start Extracted data

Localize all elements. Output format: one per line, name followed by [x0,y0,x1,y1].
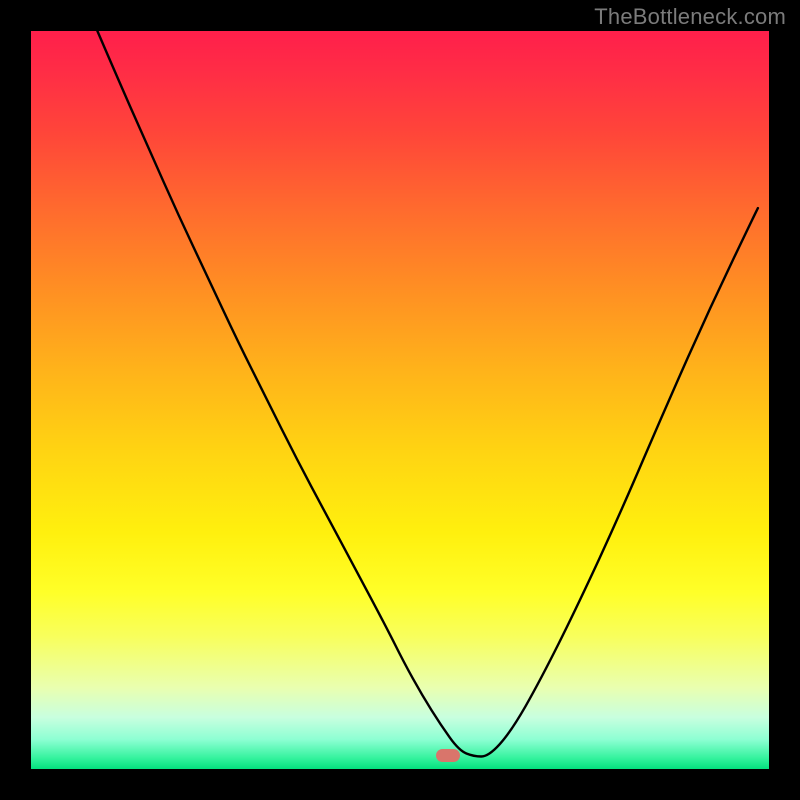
optimal-marker [436,749,460,762]
bottleneck-curve [31,31,769,769]
plot-area [31,31,769,769]
chart-frame: TheBottleneck.com [0,0,800,800]
watermark-text: TheBottleneck.com [594,4,786,30]
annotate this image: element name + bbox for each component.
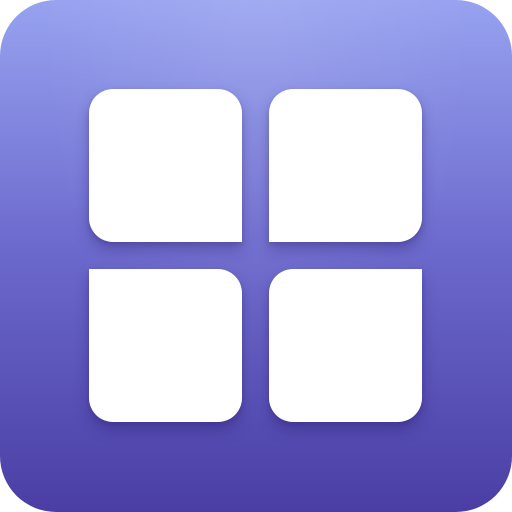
grid-tile-top-left bbox=[89, 89, 242, 242]
grid-tile-bottom-right bbox=[269, 269, 422, 422]
grid-app-icon[interactable] bbox=[0, 0, 512, 512]
grid-tile-bottom-left bbox=[89, 269, 242, 422]
grid-tile-top-right bbox=[269, 89, 422, 242]
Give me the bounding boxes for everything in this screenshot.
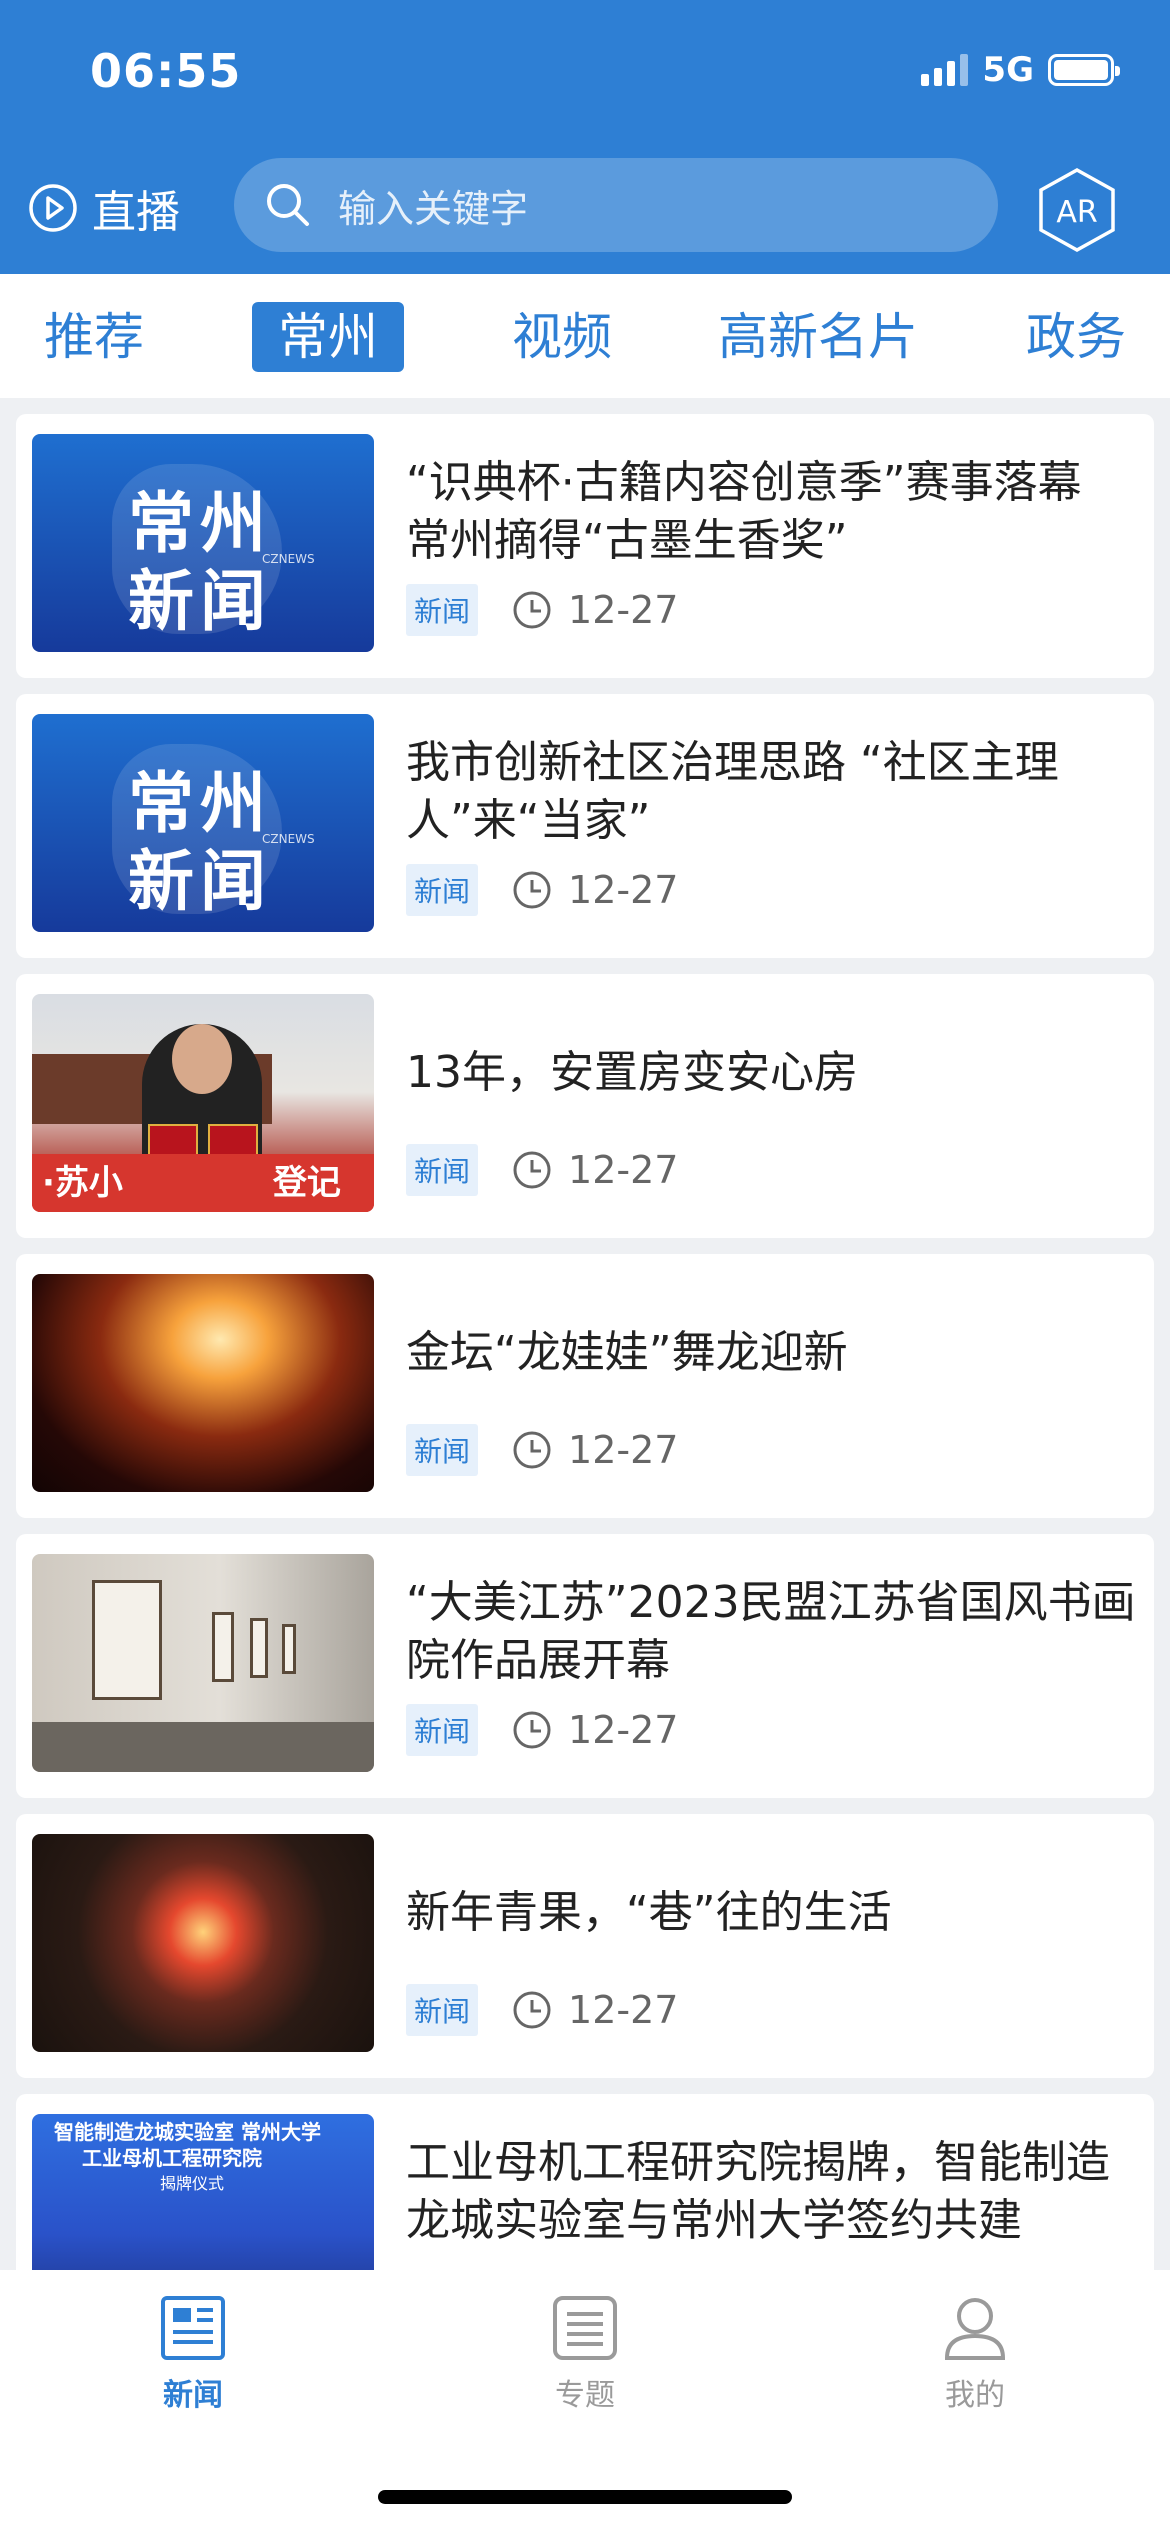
- network-label: 5G: [982, 50, 1034, 90]
- category-badge: 新闻: [406, 1984, 479, 2036]
- category-badge: 新闻: [406, 1704, 479, 1756]
- search-placeholder: 输入关键字: [338, 186, 529, 231]
- clock-icon: [513, 1991, 551, 2029]
- nav-label: 专题: [555, 2378, 615, 2413]
- news-date: 12-27: [568, 1708, 679, 1752]
- news-title: “大美江苏”2023民盟江苏省国风书画院作品展开幕: [406, 1577, 1136, 1686]
- category-badge: 新闻: [406, 1144, 479, 1196]
- clock-icon: [513, 1151, 551, 1189]
- search-icon: [267, 184, 309, 226]
- channel-tabs: 推荐 常州 视频 高新名片 政务: [0, 274, 1170, 398]
- news-title: 金坛“龙娃娃”舞龙迎新: [406, 1327, 848, 1378]
- ar-label: AR: [1056, 195, 1097, 230]
- news-item[interactable]: 新年青果，“巷”往的生活 新闻 12-27: [16, 1814, 1154, 2078]
- clock-icon: [513, 591, 551, 629]
- tab-government[interactable]: 政务: [1026, 302, 1126, 372]
- news-date: 12-27: [568, 588, 679, 632]
- news-date: 12-27: [568, 1428, 679, 1472]
- clock-icon: [513, 1431, 551, 1469]
- news-title: 工业母机工程研究院揭牌，智能制造龙城实验室与常州大学签约共建: [406, 2137, 1110, 2246]
- clock-icon: [513, 871, 551, 909]
- news-item[interactable]: “大美江苏”2023民盟江苏省国风书画院作品展开幕 新闻 12-27: [16, 1534, 1154, 1798]
- category-badge: 新闻: [406, 584, 479, 636]
- news-item[interactable]: 常州 新闻 CZNEWS “识典杯·古籍内容创意季”赛事落幕 常州摘得“古墨生香奖…: [16, 414, 1154, 678]
- news-item[interactable]: 常州 新闻 CZNEWS 我市创新社区治理思路 “社区主理人”来“当家” 新闻 1…: [16, 694, 1154, 958]
- thumbnail: 智能制造龙城实验室 常州大学 工业母机工程研究院 揭牌仪式: [32, 2114, 374, 2270]
- live-button[interactable]: 直播: [28, 176, 180, 240]
- nav-topics[interactable]: 专题: [505, 2294, 665, 2414]
- status-time: 06:55: [90, 44, 242, 98]
- thumbnail: ·苏小登记志: [32, 994, 374, 1212]
- newspaper-icon: [161, 2296, 225, 2360]
- app-header: 06:55 5G 直播 输入关键字 AR: [0, 0, 1170, 274]
- news-item[interactable]: 金坛“龙娃娃”舞龙迎新 新闻 12-27: [16, 1254, 1154, 1518]
- tab-video[interactable]: 视频: [512, 302, 612, 372]
- news-item[interactable]: 智能制造龙城实验室 常州大学 工业母机工程研究院 揭牌仪式 工业母机工程研究院揭…: [16, 2094, 1154, 2270]
- play-circle-icon: [29, 184, 77, 232]
- thumbnail: [32, 1274, 374, 1492]
- clock-icon: [513, 1711, 551, 1749]
- home-indicator[interactable]: [378, 2490, 792, 2504]
- list-icon: [553, 2296, 617, 2360]
- category-badge: 新闻: [406, 864, 479, 916]
- news-title: 新年青果，“巷”往的生活: [406, 1887, 892, 1938]
- nav-label: 我的: [945, 2378, 1005, 2413]
- live-label: 直播: [92, 187, 180, 238]
- thumbnail: 常州 新闻 CZNEWS: [32, 714, 374, 932]
- ar-hexagon-icon: AR: [1039, 167, 1115, 253]
- news-date: 12-27: [568, 868, 679, 912]
- news-date: 12-27: [568, 1988, 679, 2032]
- tab-high-tech[interactable]: 高新名片: [718, 302, 918, 372]
- news-title: 13年，安置房变安心房: [406, 1047, 858, 1098]
- thumbnail: [32, 1834, 374, 2052]
- battery-icon: [1048, 54, 1120, 86]
- news-title: “识典杯·古籍内容创意季”赛事落幕 常州摘得“古墨生香奖”: [406, 457, 1082, 566]
- person-icon: [944, 2298, 1006, 2360]
- tab-recommend[interactable]: 推荐: [44, 302, 144, 372]
- tab-changzhou[interactable]: 常州: [252, 302, 404, 372]
- news-list: 常州 新闻 CZNEWS “识典杯·古籍内容创意季”赛事落幕 常州摘得“古墨生香奖…: [16, 414, 1154, 2270]
- nav-news[interactable]: 新闻: [113, 2294, 273, 2414]
- news-title: 我市创新社区治理思路 “社区主理人”来“当家”: [406, 737, 1059, 846]
- thumbnail: 常州 新闻 CZNEWS: [32, 434, 374, 652]
- status-indicators: 5G: [921, 50, 1120, 90]
- news-item[interactable]: ·苏小登记志 13年，安置房变安心房 新闻 12-27: [16, 974, 1154, 1238]
- ar-button[interactable]: AR: [1036, 166, 1118, 254]
- category-badge: 新闻: [406, 1424, 479, 1476]
- nav-me[interactable]: 我的: [895, 2294, 1055, 2414]
- signal-icon: [921, 54, 969, 86]
- nav-label: 新闻: [163, 2378, 223, 2413]
- thumbnail: [32, 1554, 374, 1772]
- search-input[interactable]: 输入关键字: [234, 158, 998, 252]
- news-date: 12-27: [568, 1148, 679, 1192]
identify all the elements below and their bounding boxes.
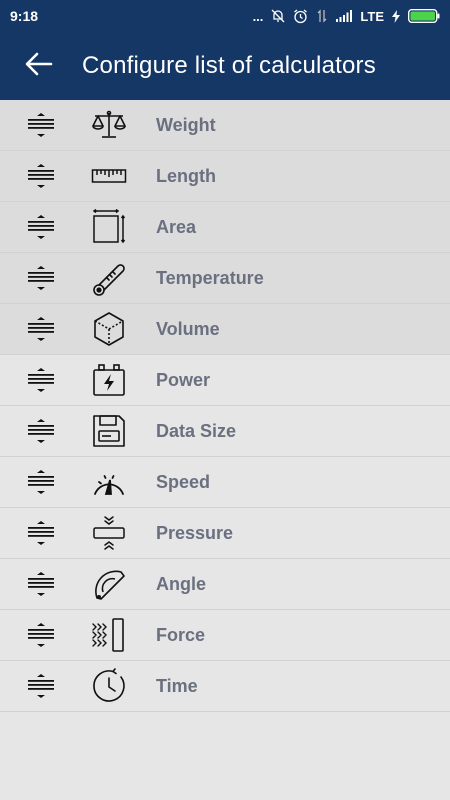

end Extracted data

> _Aim of the exercise_: Reproduce verbatim every line of the material from the one containing "- network-label: 5G: [982, 50, 1034, 90]" down to the one containing "- clock-icon: [513, 871, 551, 909]", both included.

> _Full answer_:
- network-label: 5G: [982, 50, 1034, 90]
- category-badge: 新闻: [406, 1984, 479, 2036]
- category-badge: 新闻: [406, 1704, 479, 1756]
- search-placeholder: 输入关键字: [338, 186, 529, 231]
- clock-icon: [513, 1991, 551, 2029]
- nav-label: 专题: [555, 2378, 615, 2413]
- news-date: 12-27: [568, 1708, 679, 1752]
- news-title: “大美江苏”2023民盟江苏省国风书画院作品展开幕: [406, 1577, 1136, 1686]
- category-badge: 新闻: [406, 1144, 479, 1196]
- clock-icon: [513, 1151, 551, 1189]
- search-icon: [267, 184, 309, 226]
- channel-tabs: 推荐 常州 视频 高新名片 政务: [0, 274, 1170, 398]
- news-title: 金坛“龙娃娃”舞龙迎新: [406, 1327, 848, 1378]
- ar-label: AR: [1056, 195, 1097, 230]
- news-item[interactable]: 新年青果，“巷”往的生活 新闻 12-27: [16, 1814, 1154, 2078]
- clock-icon: [513, 591, 551, 629]
- tab-government[interactable]: 政务: [1026, 302, 1126, 372]
- news-date: 12-27: [568, 588, 679, 632]
- news-date: 12-27: [568, 1428, 679, 1472]
- clock-icon: [513, 1431, 551, 1469]
- news-title: 工业母机工程研究院揭牌，智能制造龙城实验室与常州大学签约共建: [406, 2137, 1110, 2246]
- clock-icon: [513, 871, 551, 909]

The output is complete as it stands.